## Requirement
Reproduce the material below with every instance of "quote-time" changed to "timestamp". Leave everything else the same.

## Provided records

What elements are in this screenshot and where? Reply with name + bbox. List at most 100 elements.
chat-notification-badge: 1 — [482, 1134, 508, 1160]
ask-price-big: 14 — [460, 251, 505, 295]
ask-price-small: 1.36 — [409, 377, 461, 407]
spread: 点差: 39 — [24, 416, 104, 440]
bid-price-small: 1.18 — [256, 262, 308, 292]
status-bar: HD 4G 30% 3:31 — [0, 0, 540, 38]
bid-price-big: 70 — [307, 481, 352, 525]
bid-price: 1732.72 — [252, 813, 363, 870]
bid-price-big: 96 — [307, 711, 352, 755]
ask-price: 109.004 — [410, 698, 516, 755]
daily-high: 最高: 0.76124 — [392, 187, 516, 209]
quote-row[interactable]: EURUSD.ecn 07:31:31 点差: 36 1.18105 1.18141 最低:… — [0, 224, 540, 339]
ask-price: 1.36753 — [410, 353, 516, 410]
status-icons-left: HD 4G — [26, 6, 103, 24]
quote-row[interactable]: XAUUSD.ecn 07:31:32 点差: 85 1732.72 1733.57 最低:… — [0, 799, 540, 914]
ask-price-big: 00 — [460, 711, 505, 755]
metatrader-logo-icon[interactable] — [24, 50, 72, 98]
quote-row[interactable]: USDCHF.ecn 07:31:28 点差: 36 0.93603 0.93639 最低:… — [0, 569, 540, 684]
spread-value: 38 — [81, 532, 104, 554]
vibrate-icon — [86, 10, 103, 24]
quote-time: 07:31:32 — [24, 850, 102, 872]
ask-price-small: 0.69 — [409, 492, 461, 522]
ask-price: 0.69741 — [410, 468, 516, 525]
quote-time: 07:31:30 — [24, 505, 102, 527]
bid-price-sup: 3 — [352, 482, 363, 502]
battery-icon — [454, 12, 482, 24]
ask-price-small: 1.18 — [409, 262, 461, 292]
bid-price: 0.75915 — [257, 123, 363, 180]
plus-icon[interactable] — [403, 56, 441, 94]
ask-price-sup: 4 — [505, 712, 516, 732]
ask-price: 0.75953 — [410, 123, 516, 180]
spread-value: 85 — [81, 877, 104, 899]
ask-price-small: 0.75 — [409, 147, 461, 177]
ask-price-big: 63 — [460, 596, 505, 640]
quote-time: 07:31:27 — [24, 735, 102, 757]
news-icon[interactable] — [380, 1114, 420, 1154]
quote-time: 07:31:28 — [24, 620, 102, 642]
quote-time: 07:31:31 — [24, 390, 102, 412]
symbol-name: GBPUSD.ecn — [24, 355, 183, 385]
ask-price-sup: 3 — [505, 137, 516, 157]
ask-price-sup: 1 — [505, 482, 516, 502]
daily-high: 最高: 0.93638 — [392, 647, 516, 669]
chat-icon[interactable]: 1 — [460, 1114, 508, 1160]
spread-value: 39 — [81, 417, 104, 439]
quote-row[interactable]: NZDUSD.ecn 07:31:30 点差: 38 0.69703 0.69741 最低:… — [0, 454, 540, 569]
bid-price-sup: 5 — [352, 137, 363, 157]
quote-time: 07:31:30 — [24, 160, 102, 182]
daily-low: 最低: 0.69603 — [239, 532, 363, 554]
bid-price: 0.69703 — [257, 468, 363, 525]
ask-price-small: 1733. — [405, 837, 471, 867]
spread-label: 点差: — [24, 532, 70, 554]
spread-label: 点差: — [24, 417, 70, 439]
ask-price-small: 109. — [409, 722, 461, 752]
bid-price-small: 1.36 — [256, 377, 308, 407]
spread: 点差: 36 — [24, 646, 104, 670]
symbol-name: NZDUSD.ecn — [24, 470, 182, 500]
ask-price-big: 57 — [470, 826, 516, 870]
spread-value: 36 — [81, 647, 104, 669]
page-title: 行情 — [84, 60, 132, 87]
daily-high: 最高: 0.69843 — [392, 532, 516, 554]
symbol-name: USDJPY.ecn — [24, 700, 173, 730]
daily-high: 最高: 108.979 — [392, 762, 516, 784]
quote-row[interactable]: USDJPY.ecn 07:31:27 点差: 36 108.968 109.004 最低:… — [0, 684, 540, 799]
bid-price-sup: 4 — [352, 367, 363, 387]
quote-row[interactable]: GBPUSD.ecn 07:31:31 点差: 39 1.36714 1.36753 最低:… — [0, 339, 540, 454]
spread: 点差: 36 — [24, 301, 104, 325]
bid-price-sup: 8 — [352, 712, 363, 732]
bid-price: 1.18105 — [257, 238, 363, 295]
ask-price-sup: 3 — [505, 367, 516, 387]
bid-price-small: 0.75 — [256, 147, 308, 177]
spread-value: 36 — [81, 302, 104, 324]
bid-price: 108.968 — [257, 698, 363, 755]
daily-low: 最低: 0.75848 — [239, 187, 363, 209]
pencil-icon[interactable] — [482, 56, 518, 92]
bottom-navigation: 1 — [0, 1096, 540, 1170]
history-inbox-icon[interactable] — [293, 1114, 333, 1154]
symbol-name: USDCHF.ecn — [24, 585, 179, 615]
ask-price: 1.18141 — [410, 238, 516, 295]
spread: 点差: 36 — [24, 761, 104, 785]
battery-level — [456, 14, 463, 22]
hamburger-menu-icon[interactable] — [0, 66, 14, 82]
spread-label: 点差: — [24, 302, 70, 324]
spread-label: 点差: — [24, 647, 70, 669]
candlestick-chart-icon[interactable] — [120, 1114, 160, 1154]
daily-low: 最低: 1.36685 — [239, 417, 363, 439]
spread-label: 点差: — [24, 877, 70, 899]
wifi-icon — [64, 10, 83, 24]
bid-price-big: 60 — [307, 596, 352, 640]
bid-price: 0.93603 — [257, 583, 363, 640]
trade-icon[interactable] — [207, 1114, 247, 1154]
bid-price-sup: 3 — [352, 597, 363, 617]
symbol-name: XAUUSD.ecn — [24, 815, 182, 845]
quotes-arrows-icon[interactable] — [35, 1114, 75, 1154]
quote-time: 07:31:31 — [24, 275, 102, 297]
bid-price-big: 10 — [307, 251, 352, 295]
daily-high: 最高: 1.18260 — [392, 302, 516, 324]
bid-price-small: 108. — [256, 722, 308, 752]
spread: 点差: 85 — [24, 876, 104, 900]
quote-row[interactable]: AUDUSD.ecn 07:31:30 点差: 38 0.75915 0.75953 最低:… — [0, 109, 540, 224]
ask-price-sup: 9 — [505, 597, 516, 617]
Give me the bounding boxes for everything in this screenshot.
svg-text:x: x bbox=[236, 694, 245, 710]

## The completed task
What elements are in this screenshot and where? Reply with name + bbox. List at most 100 elements.
chat-notification-badge: 1 — [482, 1134, 508, 1160]
ask-price-big: 14 — [460, 251, 505, 295]
ask-price-small: 1.36 — [409, 377, 461, 407]
spread: 点差: 39 — [24, 416, 104, 440]
bid-price-small: 1.18 — [256, 262, 308, 292]
status-bar: HD 4G 30% 3:31 — [0, 0, 540, 38]
bid-price-big: 70 — [307, 481, 352, 525]
bid-price: 1732.72 — [252, 813, 363, 870]
bid-price-big: 96 — [307, 711, 352, 755]
ask-price: 109.004 — [410, 698, 516, 755]
daily-high: 最高: 0.76124 — [392, 187, 516, 209]
quote-row[interactable]: EURUSD.ecn 07:31:31 点差: 36 1.18105 1.18141 最低:… — [0, 224, 540, 339]
ask-price: 1.36753 — [410, 353, 516, 410]
status-icons-left: HD 4G — [26, 6, 103, 24]
quote-row[interactable]: XAUUSD.ecn 07:31:32 点差: 85 1732.72 1733.57 最低:… — [0, 799, 540, 914]
ask-price-big: 00 — [460, 711, 505, 755]
metatrader-logo-icon[interactable] — [24, 50, 72, 98]
quote-row[interactable]: USDCHF.ecn 07:31:28 点差: 36 0.93603 0.93639 最低:… — [0, 569, 540, 684]
spread-value: 38 — [81, 532, 104, 554]
vibrate-icon — [86, 10, 103, 24]
timestamp: 07:31:32 — [24, 850, 102, 872]
ask-price-small: 0.69 — [409, 492, 461, 522]
ask-price: 0.69741 — [410, 468, 516, 525]
timestamp: 07:31:30 — [24, 505, 102, 527]
bid-price-sup: 3 — [352, 482, 363, 502]
battery-icon — [454, 12, 482, 24]
ask-price-small: 1.18 — [409, 262, 461, 292]
bid-price: 0.75915 — [257, 123, 363, 180]
plus-icon[interactable] — [403, 56, 441, 94]
ask-price-sup: 4 — [505, 712, 516, 732]
ask-price: 0.75953 — [410, 123, 516, 180]
spread-value: 85 — [81, 877, 104, 899]
ask-price-small: 0.75 — [409, 147, 461, 177]
ask-price-big: 63 — [460, 596, 505, 640]
timestamp: 07:31:27 — [24, 735, 102, 757]
news-icon[interactable] — [380, 1114, 420, 1154]
timestamp: 07:31:28 — [24, 620, 102, 642]
timestamp: 07:31:31 — [24, 390, 102, 412]
symbol-name: GBPUSD.ecn — [24, 355, 183, 385]
ask-price-sup: 3 — [505, 137, 516, 157]
ask-price-sup: 1 — [505, 482, 516, 502]
daily-high: 最高: 0.93638 — [392, 647, 516, 669]
chat-icon[interactable]: 1 — [460, 1114, 508, 1160]
spread-value: 39 — [81, 417, 104, 439]
quote-row[interactable]: NZDUSD.ecn 07:31:30 点差: 38 0.69703 0.69741 最低:… — [0, 454, 540, 569]
bid-price-sup: 5 — [352, 137, 363, 157]
timestamp: 07:31:30 — [24, 160, 102, 182]
daily-low: 最低: 0.69603 — [239, 532, 363, 554]
bid-price: 0.69703 — [257, 468, 363, 525]
ask-price-small: 1733. — [405, 837, 471, 867]
spread-label: 点差: — [24, 532, 70, 554]
spread-label: 点差: — [24, 417, 70, 439]
ask-price-small: 109. — [409, 722, 461, 752]
bid-price-small: 1.36 — [256, 377, 308, 407]
spread: 点差: 36 — [24, 646, 104, 670]
symbol-name: NZDUSD.ecn — [24, 470, 182, 500]
ask-price-big: 57 — [470, 826, 516, 870]
spread-value: 36 — [81, 647, 104, 669]
page-title: 行情 — [84, 60, 132, 87]
daily-high: 最高: 0.69843 — [392, 532, 516, 554]
symbol-name: USDJPY.ecn — [24, 700, 173, 730]
daily-high: 最高: 108.979 — [392, 762, 516, 784]
quote-row[interactable]: USDJPY.ecn 07:31:27 点差: 36 108.968 109.004 最低:… — [0, 684, 540, 799]
bid-price-sup: 4 — [352, 367, 363, 387]
quote-row[interactable]: GBPUSD.ecn 07:31:31 点差: 39 1.36714 1.36753 最低:… — [0, 339, 540, 454]
spread: 点差: 36 — [24, 301, 104, 325]
bid-price-sup: 8 — [352, 712, 363, 732]
bid-price: 1.18105 — [257, 238, 363, 295]
ask-price-sup: 3 — [505, 367, 516, 387]
bid-price-small: 0.75 — [256, 147, 308, 177]
spread-value: 36 — [81, 302, 104, 324]
bid-price: 108.968 — [257, 698, 363, 755]
daily-low: 最低: 0.75848 — [239, 187, 363, 209]
pencil-icon[interactable] — [482, 56, 518, 92]
bottom-navigation: 1 — [0, 1096, 540, 1170]
history-inbox-icon[interactable] — [293, 1114, 333, 1154]
symbol-name: USDCHF.ecn — [24, 585, 179, 615]
ask-price: 1.18141 — [410, 238, 516, 295]
spread: 点差: 36 — [24, 761, 104, 785]
battery-level — [456, 14, 463, 22]
hamburger-menu-icon[interactable] — [0, 66, 14, 82]
spread-label: 点差: — [24, 302, 70, 324]
spread-label: 点差: — [24, 647, 70, 669]
candlestick-chart-icon[interactable] — [120, 1114, 160, 1154]
daily-low: 最低: 1.36685 — [239, 417, 363, 439]
spread-label: 点差: — [24, 877, 70, 899]
wifi-icon — [64, 10, 83, 24]
bid-price-big: 60 — [307, 596, 352, 640]
bid-price: 0.93603 — [257, 583, 363, 640]
trade-icon[interactable] — [207, 1114, 247, 1154]
bid-price-sup: 3 — [352, 597, 363, 617]
symbol-name: XAUUSD.ecn — [24, 815, 182, 845]
quotes-arrows-icon[interactable] — [35, 1114, 75, 1154]
timestamp: 07:31:31 — [24, 275, 102, 297]
bid-price-big: 10 — [307, 251, 352, 295]
daily-high: 最高: 1.18260 — [392, 302, 516, 324]
bid-price-small: 108. — [256, 722, 308, 752]
spread: 点差: 85 — [24, 876, 104, 900]
quote-row[interactable]: AUDUSD.ecn 07:31:30 点差: 38 0.75915 0.75953 最低:… — [0, 109, 540, 224]
ask-price-sup: 9 — [505, 597, 516, 617]
Give me the bounding boxes for everything in this screenshot.
svg-text:x: x bbox=[236, 694, 245, 710]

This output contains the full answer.